*What to produce*.
Look through the listing and locate every line containing the word "uplate"; copy those lines.

*Collected data*.
################
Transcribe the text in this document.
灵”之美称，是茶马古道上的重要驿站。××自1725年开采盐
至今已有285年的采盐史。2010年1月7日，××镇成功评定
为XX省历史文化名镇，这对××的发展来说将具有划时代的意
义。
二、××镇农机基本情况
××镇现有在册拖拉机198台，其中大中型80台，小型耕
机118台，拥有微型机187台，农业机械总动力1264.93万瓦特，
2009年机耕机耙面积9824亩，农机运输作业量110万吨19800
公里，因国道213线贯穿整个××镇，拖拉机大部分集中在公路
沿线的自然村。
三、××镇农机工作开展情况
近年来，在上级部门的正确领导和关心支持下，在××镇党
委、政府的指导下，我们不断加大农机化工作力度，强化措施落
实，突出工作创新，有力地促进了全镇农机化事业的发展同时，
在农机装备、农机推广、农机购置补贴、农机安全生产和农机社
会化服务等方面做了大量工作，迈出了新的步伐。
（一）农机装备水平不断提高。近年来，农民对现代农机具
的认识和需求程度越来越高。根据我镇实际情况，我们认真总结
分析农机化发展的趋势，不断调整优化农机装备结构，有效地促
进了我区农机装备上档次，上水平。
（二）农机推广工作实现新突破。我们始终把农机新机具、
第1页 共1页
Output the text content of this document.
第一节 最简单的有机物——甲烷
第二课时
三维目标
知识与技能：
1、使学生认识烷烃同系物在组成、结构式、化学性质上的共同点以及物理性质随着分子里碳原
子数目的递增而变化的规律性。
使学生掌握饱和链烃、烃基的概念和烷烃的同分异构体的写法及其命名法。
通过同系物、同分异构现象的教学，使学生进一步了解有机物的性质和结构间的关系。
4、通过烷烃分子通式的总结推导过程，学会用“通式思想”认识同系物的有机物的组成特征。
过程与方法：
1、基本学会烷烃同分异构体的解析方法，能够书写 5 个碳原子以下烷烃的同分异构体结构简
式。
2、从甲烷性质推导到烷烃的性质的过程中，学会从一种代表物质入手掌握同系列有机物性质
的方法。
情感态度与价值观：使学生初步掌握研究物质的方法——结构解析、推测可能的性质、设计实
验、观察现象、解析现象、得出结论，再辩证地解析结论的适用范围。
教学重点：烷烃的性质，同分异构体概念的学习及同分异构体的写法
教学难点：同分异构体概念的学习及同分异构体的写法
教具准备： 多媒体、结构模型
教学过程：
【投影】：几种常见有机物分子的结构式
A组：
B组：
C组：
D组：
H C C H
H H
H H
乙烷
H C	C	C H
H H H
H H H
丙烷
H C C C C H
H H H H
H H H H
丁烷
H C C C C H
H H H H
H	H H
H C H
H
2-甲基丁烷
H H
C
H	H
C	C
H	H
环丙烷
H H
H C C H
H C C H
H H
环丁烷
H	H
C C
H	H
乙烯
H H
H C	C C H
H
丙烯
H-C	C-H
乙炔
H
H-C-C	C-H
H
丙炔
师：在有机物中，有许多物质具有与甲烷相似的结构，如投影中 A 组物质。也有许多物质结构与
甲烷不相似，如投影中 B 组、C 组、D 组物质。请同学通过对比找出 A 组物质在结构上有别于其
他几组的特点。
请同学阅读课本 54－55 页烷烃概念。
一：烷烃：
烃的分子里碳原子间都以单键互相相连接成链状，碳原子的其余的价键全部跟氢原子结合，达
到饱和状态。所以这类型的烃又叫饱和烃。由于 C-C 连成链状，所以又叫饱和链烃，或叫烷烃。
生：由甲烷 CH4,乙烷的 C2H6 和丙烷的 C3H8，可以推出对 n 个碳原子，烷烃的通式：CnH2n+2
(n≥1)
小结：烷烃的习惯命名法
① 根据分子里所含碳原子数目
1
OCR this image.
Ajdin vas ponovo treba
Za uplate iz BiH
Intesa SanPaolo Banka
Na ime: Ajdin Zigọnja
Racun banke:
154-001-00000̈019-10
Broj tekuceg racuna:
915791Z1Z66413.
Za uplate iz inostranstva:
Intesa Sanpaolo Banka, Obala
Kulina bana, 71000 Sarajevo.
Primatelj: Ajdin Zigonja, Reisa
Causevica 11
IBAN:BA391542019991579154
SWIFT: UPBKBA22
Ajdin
################
*Result*.
Za uplate iz BiH
Za uplate iz inostranstva:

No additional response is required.